Source records =
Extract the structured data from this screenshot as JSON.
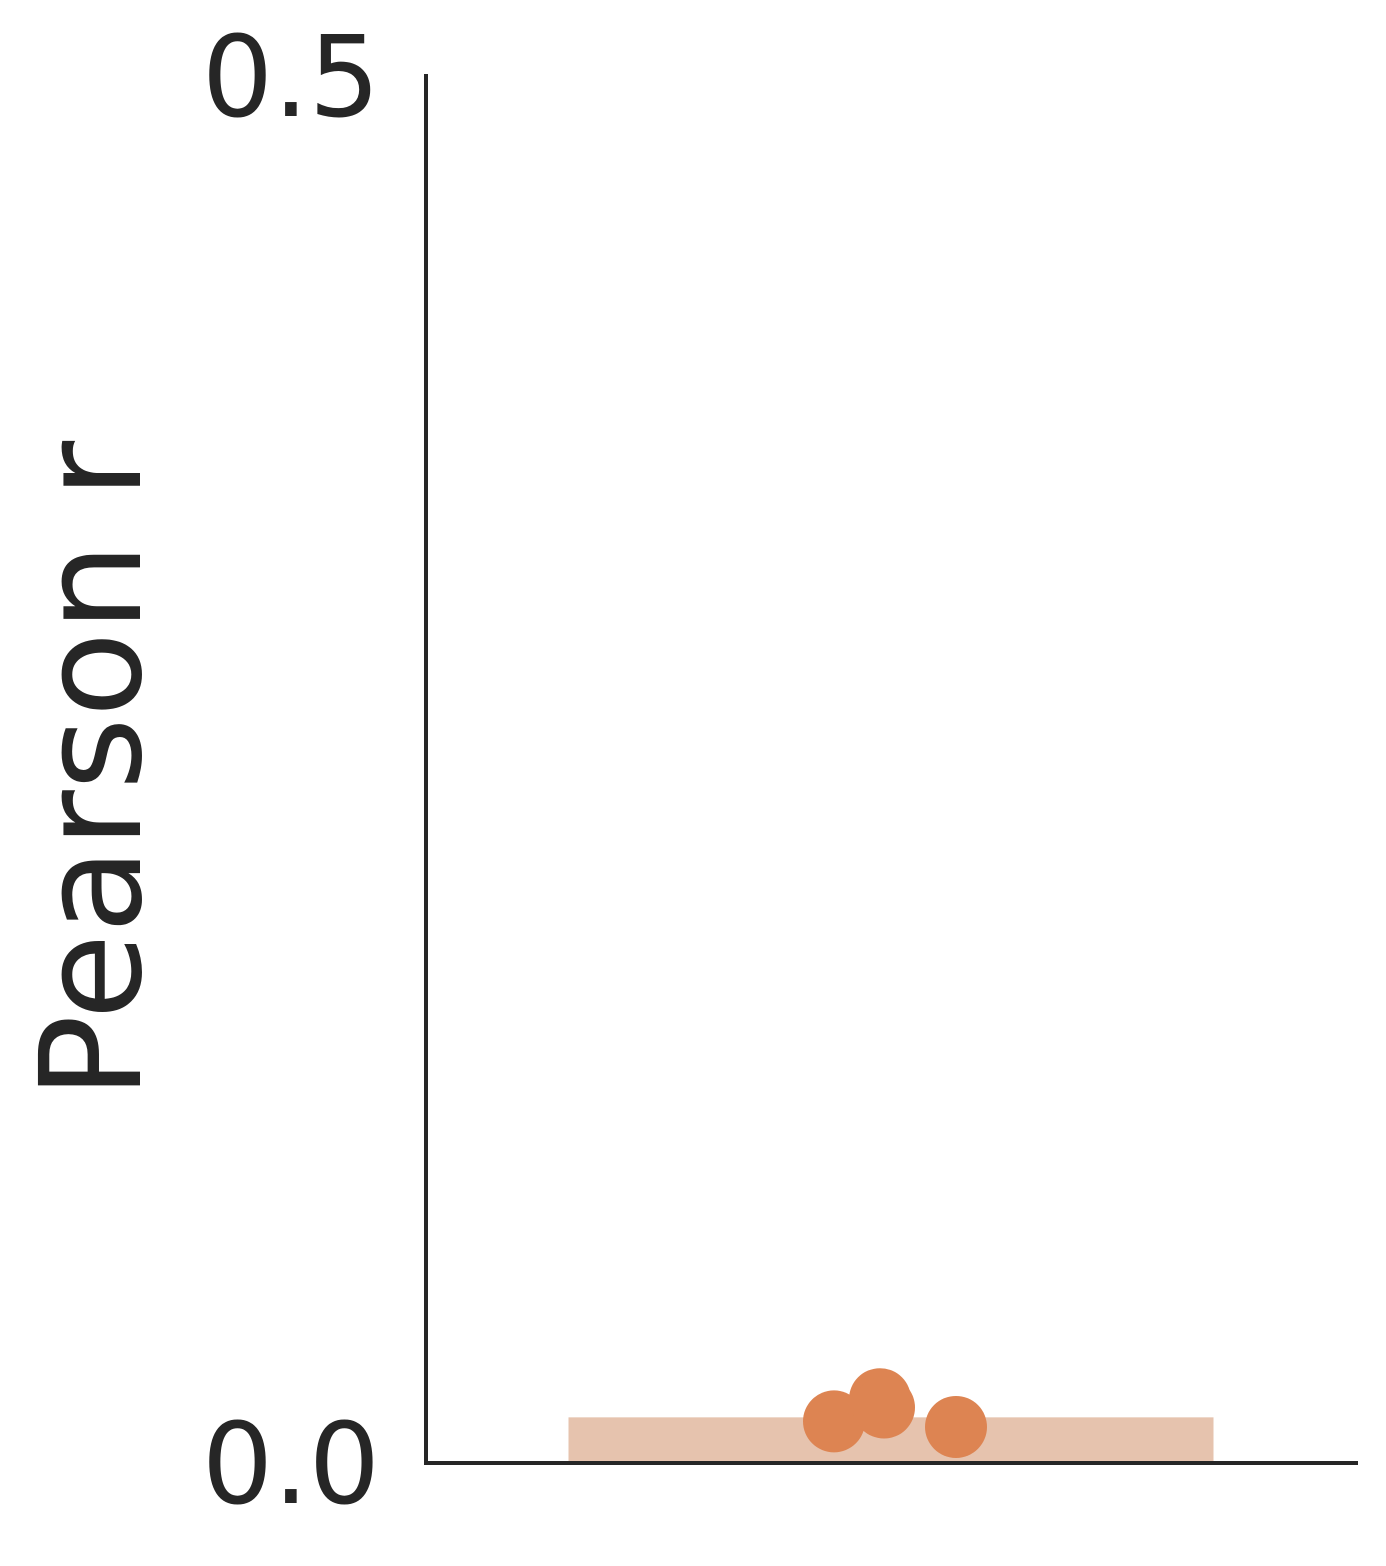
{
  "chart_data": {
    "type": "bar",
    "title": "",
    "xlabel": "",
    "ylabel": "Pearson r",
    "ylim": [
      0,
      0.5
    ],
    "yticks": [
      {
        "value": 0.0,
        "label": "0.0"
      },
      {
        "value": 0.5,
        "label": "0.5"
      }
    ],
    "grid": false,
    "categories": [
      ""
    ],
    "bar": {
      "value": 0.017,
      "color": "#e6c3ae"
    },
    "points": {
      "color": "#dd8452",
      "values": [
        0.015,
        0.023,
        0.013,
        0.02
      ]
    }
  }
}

Task directions =
Repeat each entry exactly as given; no pictures belong in the copy.

Result =
Extract the structured data from this screenshot as JSON.
{
  "chart_data": {
    "type": "bar",
    "title": "",
    "xlabel": "",
    "ylabel": "Pearson r",
    "ylim": [
      0,
      0.5
    ],
    "yticks": [
      {
        "value": 0.0,
        "label": "0.0"
      },
      {
        "value": 0.5,
        "label": "0.5"
      }
    ],
    "grid": false,
    "categories": [
      ""
    ],
    "bar": {
      "value": 0.017,
      "color": "#e6c3ae"
    },
    "points": {
      "color": "#dd8452",
      "values": [
        0.015,
        0.023,
        0.013,
        0.02
      ]
    }
  }
}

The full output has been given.